## RECORDS PROVIDED:
* * * *
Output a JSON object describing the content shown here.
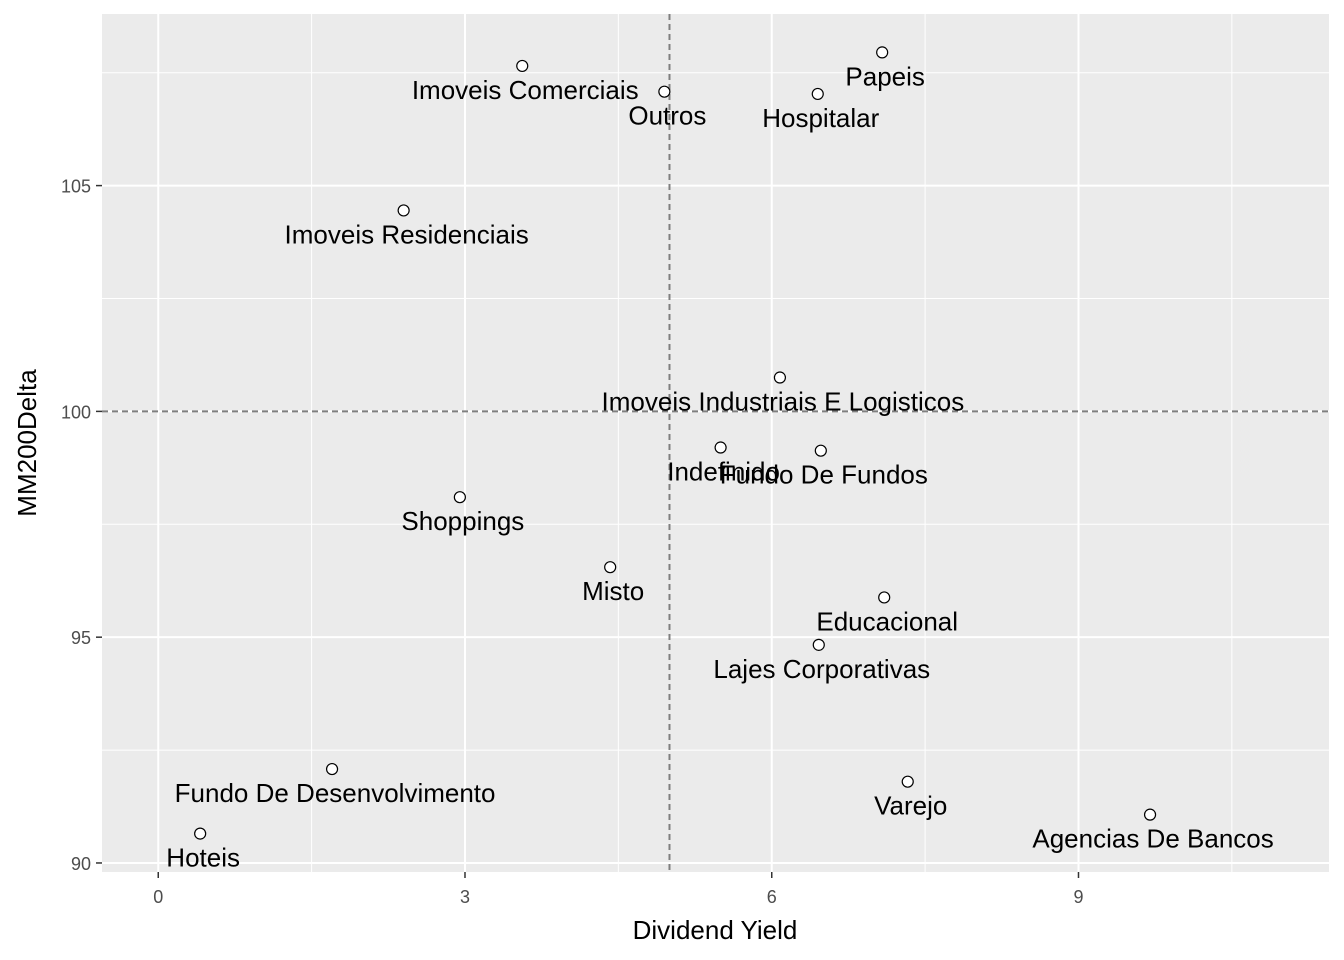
{
  "chart_data": {
    "type": "scatter",
    "title": "",
    "xlabel": "Dividend Yield",
    "ylabel": "MM200Delta",
    "xlim": [
      -0.55,
      11.45
    ],
    "ylim": [
      89.8,
      108.8
    ],
    "x_ticks": [
      0,
      3,
      6,
      9
    ],
    "y_ticks": [
      90,
      95,
      100,
      105
    ],
    "x_tick_labels": [
      "0",
      "3",
      "6",
      "9"
    ],
    "y_tick_labels": [
      "90",
      "95",
      "100",
      "105"
    ],
    "reference_lines": {
      "x": 5,
      "y": 100,
      "style": "dashed"
    },
    "grid": true,
    "background": "#ebebeb",
    "grid_color": "#ffffff",
    "points": [
      {
        "label": "Papeis",
        "x": 7.08,
        "y": 107.95
      },
      {
        "label": "Imoveis Comerciais",
        "x": 3.56,
        "y": 107.65
      },
      {
        "label": "Outros",
        "x": 4.95,
        "y": 107.08
      },
      {
        "label": "Hospitalar",
        "x": 6.45,
        "y": 107.03
      },
      {
        "label": "Imoveis Residenciais",
        "x": 2.4,
        "y": 104.45
      },
      {
        "label": "Imoveis Industriais E Logisticos",
        "x": 6.08,
        "y": 100.75
      },
      {
        "label": "Indefinido",
        "x": 5.5,
        "y": 99.2
      },
      {
        "label": "Fundo De Fundos",
        "x": 6.48,
        "y": 99.13
      },
      {
        "label": "Shoppings",
        "x": 2.95,
        "y": 98.1
      },
      {
        "label": "Misto",
        "x": 4.42,
        "y": 96.55
      },
      {
        "label": "Educacional",
        "x": 7.1,
        "y": 95.88
      },
      {
        "label": "Lajes Corporativas",
        "x": 6.46,
        "y": 94.83
      },
      {
        "label": "Fundo De Desenvolvimento",
        "x": 1.7,
        "y": 92.08
      },
      {
        "label": "Varejo",
        "x": 7.33,
        "y": 91.8
      },
      {
        "label": "Agencias De Bancos",
        "x": 9.7,
        "y": 91.07
      },
      {
        "label": "Hoteis",
        "x": 0.41,
        "y": 90.65
      }
    ]
  }
}
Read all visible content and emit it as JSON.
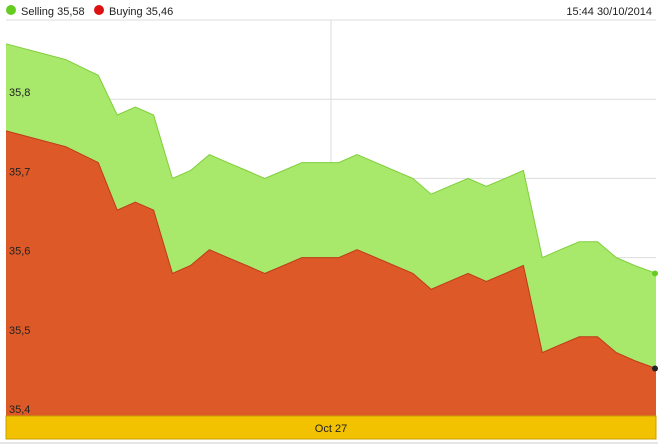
{
  "legend": [
    {
      "label": "Selling 35,58",
      "color": "#66cc22"
    },
    {
      "label": "Buying 35,46",
      "color": "#dd1111"
    }
  ],
  "timestamp": "15:44 30/10/2014",
  "colors": {
    "selling_fill": "#a8e86a",
    "selling_line": "#7fcf3a",
    "buying_fill": "#dd5a28",
    "buying_line": "#c0391a",
    "grid": "#dddddd",
    "xbar": "#f2c200",
    "xbar_border": "#c8a000"
  },
  "chart_data": {
    "type": "area",
    "ylim": [
      35.4,
      35.9
    ],
    "yticks": [
      35.4,
      35.5,
      35.6,
      35.7,
      35.8
    ],
    "ytick_labels": [
      "35,4",
      "35,5",
      "35,6",
      "35,7",
      "35,8"
    ],
    "grid": true,
    "legend_position": "top-left",
    "x_label_positions": [
      0.5
    ],
    "x_labels": [
      "Oct 27"
    ],
    "series": [
      {
        "name": "Selling",
        "values": [
          35.87,
          35.85,
          35.83,
          35.78,
          35.79,
          35.78,
          35.7,
          35.71,
          35.73,
          35.72,
          35.71,
          35.7,
          35.71,
          35.72,
          35.72,
          35.72,
          35.73,
          35.72,
          35.71,
          35.7,
          35.68,
          35.69,
          35.7,
          35.69,
          35.7,
          35.71,
          35.6,
          35.61,
          35.62,
          35.62,
          35.6,
          35.59,
          35.58
        ]
      },
      {
        "name": "Buying",
        "values": [
          35.76,
          35.74,
          35.72,
          35.66,
          35.67,
          35.66,
          35.58,
          35.59,
          35.61,
          35.6,
          35.59,
          35.58,
          35.59,
          35.6,
          35.6,
          35.6,
          35.61,
          35.6,
          35.59,
          35.58,
          35.56,
          35.57,
          35.58,
          35.57,
          35.58,
          35.59,
          35.48,
          35.49,
          35.5,
          35.5,
          35.48,
          35.47,
          35.46
        ]
      }
    ],
    "x_positions": [
      0.0,
      0.092,
      0.142,
      0.171,
      0.199,
      0.227,
      0.256,
      0.284,
      0.313,
      0.341,
      0.37,
      0.398,
      0.427,
      0.455,
      0.483,
      0.512,
      0.54,
      0.569,
      0.597,
      0.626,
      0.654,
      0.682,
      0.711,
      0.739,
      0.768,
      0.796,
      0.825,
      0.853,
      0.882,
      0.91,
      0.939,
      0.967,
      1.0
    ]
  }
}
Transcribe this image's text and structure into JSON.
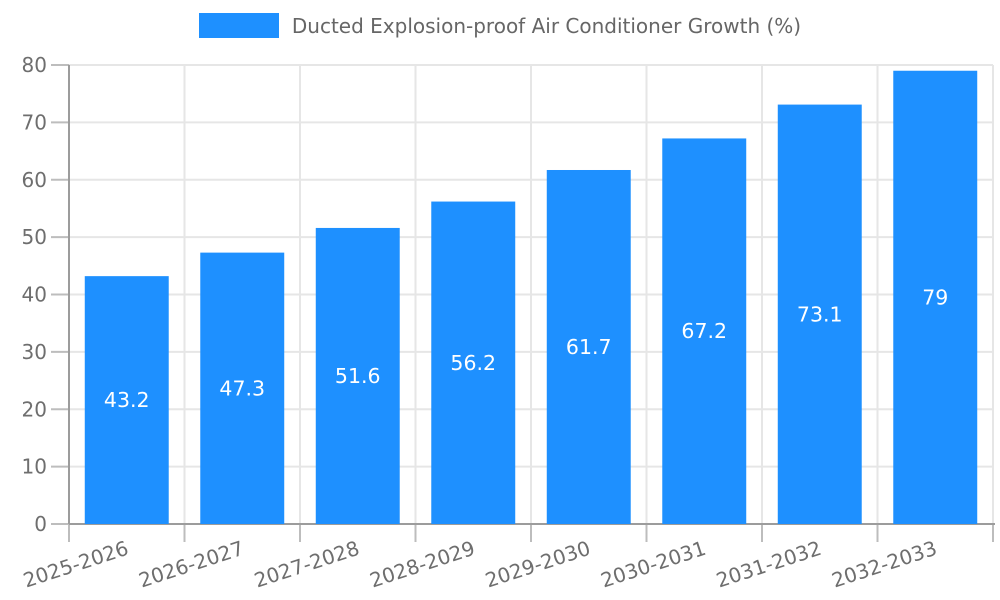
{
  "legend": {
    "label": "Ducted Explosion-proof Air Conditioner Growth (%)"
  },
  "chart_data": {
    "type": "bar",
    "title": "Ducted Explosion-proof Air Conditioner Growth (%)",
    "categories": [
      "2025-2026",
      "2026-2027",
      "2027-2028",
      "2028-2029",
      "2029-2030",
      "2030-2031",
      "2031-2032",
      "2032-2033"
    ],
    "values": [
      43.2,
      47.3,
      51.6,
      56.2,
      61.7,
      67.2,
      73.1,
      79
    ],
    "value_labels": [
      "43.2",
      "47.3",
      "51.6",
      "56.2",
      "61.7",
      "67.2",
      "73.1",
      "79"
    ],
    "xlabel": "",
    "ylabel": "",
    "ylim": [
      0,
      80
    ],
    "yticks": [
      0,
      10,
      20,
      30,
      40,
      50,
      60,
      70,
      80
    ],
    "grid": true,
    "legend_position": "top-center",
    "x_tick_rotation_deg": -18,
    "colors": {
      "bar": "#1e90ff",
      "grid": "#e6e6e6",
      "axis": "#9c9c9c",
      "tick_mark": "#bdbdbd",
      "tick_label": "#6e6e6e",
      "value_label": "#ffffff",
      "legend_text": "#666666",
      "background": "#ffffff"
    }
  }
}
* * * *
## GIVEN REQUEST:
Make an exact copy of every record, pictures excluded.

## SOLUTION FOR THIS TASK:
Output a JSON object describing the content shown here.
{
  "chart_data": {
    "type": "scatter",
    "title": "",
    "xlabel": "Dividend Yield",
    "ylabel": "MM200Delta",
    "xlim": [
      -0.55,
      11.45
    ],
    "ylim": [
      89.8,
      108.8
    ],
    "x_ticks": [
      0,
      3,
      6,
      9
    ],
    "y_ticks": [
      90,
      95,
      100,
      105
    ],
    "x_tick_labels": [
      "0",
      "3",
      "6",
      "9"
    ],
    "y_tick_labels": [
      "90",
      "95",
      "100",
      "105"
    ],
    "reference_lines": {
      "x": 5,
      "y": 100,
      "style": "dashed"
    },
    "grid": true,
    "background": "#ebebeb",
    "grid_color": "#ffffff",
    "points": [
      {
        "label": "Papeis",
        "x": 7.08,
        "y": 107.95
      },
      {
        "label": "Imoveis Comerciais",
        "x": 3.56,
        "y": 107.65
      },
      {
        "label": "Outros",
        "x": 4.95,
        "y": 107.08
      },
      {
        "label": "Hospitalar",
        "x": 6.45,
        "y": 107.03
      },
      {
        "label": "Imoveis Residenciais",
        "x": 2.4,
        "y": 104.45
      },
      {
        "label": "Imoveis Industriais E Logisticos",
        "x": 6.08,
        "y": 100.75
      },
      {
        "label": "Indefinido",
        "x": 5.5,
        "y": 99.2
      },
      {
        "label": "Fundo De Fundos",
        "x": 6.48,
        "y": 99.13
      },
      {
        "label": "Shoppings",
        "x": 2.95,
        "y": 98.1
      },
      {
        "label": "Misto",
        "x": 4.42,
        "y": 96.55
      },
      {
        "label": "Educacional",
        "x": 7.1,
        "y": 95.88
      },
      {
        "label": "Lajes Corporativas",
        "x": 6.46,
        "y": 94.83
      },
      {
        "label": "Fundo De Desenvolvimento",
        "x": 1.7,
        "y": 92.08
      },
      {
        "label": "Varejo",
        "x": 7.33,
        "y": 91.8
      },
      {
        "label": "Agencias De Bancos",
        "x": 9.7,
        "y": 91.07
      },
      {
        "label": "Hoteis",
        "x": 0.41,
        "y": 90.65
      }
    ]
  }
}
Read all visible content and emit it as JSON.
{
  "legend": [
    {
      "label": "Selling 35,58",
      "color": "#66cc22"
    },
    {
      "label": "Buying 35,46",
      "color": "#dd1111"
    }
  ],
  "timestamp": "15:44 30/10/2014",
  "colors": {
    "selling_fill": "#a8e86a",
    "selling_line": "#7fcf3a",
    "buying_fill": "#dd5a28",
    "buying_line": "#c0391a",
    "grid": "#dddddd",
    "xbar": "#f2c200",
    "xbar_border": "#c8a000"
  },
  "chart_data": {
    "type": "area",
    "ylim": [
      35.4,
      35.9
    ],
    "yticks": [
      35.4,
      35.5,
      35.6,
      35.7,
      35.8
    ],
    "ytick_labels": [
      "35,4",
      "35,5",
      "35,6",
      "35,7",
      "35,8"
    ],
    "grid": true,
    "legend_position": "top-left",
    "x_label_positions": [
      0.5
    ],
    "x_labels": [
      "Oct 27"
    ],
    "series": [
      {
        "name": "Selling",
        "values": [
          35.87,
          35.85,
          35.83,
          35.78,
          35.79,
          35.78,
          35.7,
          35.71,
          35.73,
          35.72,
          35.71,
          35.7,
          35.71,
          35.72,
          35.72,
          35.72,
          35.73,
          35.72,
          35.71,
          35.7,
          35.68,
          35.69,
          35.7,
          35.69,
          35.7,
          35.71,
          35.6,
          35.61,
          35.62,
          35.62,
          35.6,
          35.59,
          35.58
        ]
      },
      {
        "name": "Buying",
        "values": [
          35.76,
          35.74,
          35.72,
          35.66,
          35.67,
          35.66,
          35.58,
          35.59,
          35.61,
          35.6,
          35.59,
          35.58,
          35.59,
          35.6,
          35.6,
          35.6,
          35.61,
          35.6,
          35.59,
          35.58,
          35.56,
          35.57,
          35.58,
          35.57,
          35.58,
          35.59,
          35.48,
          35.49,
          35.5,
          35.5,
          35.48,
          35.47,
          35.46
        ]
      }
    ],
    "x_positions": [
      0.0,
      0.092,
      0.142,
      0.171,
      0.199,
      0.227,
      0.256,
      0.284,
      0.313,
      0.341,
      0.37,
      0.398,
      0.427,
      0.455,
      0.483,
      0.512,
      0.54,
      0.569,
      0.597,
      0.626,
      0.654,
      0.682,
      0.711,
      0.739,
      0.768,
      0.796,
      0.825,
      0.853,
      0.882,
      0.91,
      0.939,
      0.967,
      1.0
    ]
  }
}
Transcribe this image's text and structure into JSON.
{
  "legend": {
    "label": "Ducted Explosion-proof Air Conditioner Growth (%)"
  },
  "chart_data": {
    "type": "bar",
    "title": "Ducted Explosion-proof Air Conditioner Growth (%)",
    "categories": [
      "2025-2026",
      "2026-2027",
      "2027-2028",
      "2028-2029",
      "2029-2030",
      "2030-2031",
      "2031-2032",
      "2032-2033"
    ],
    "values": [
      43.2,
      47.3,
      51.6,
      56.2,
      61.7,
      67.2,
      73.1,
      79
    ],
    "value_labels": [
      "43.2",
      "47.3",
      "51.6",
      "56.2",
      "61.7",
      "67.2",
      "73.1",
      "79"
    ],
    "xlabel": "",
    "ylabel": "",
    "ylim": [
      0,
      80
    ],
    "yticks": [
      0,
      10,
      20,
      30,
      40,
      50,
      60,
      70,
      80
    ],
    "grid": true,
    "legend_position": "top-center",
    "x_tick_rotation_deg": -18,
    "colors": {
      "bar": "#1e90ff",
      "grid": "#e6e6e6",
      "axis": "#9c9c9c",
      "tick_mark": "#bdbdbd",
      "tick_label": "#6e6e6e",
      "value_label": "#ffffff",
      "legend_text": "#666666",
      "background": "#ffffff"
    }
  }
}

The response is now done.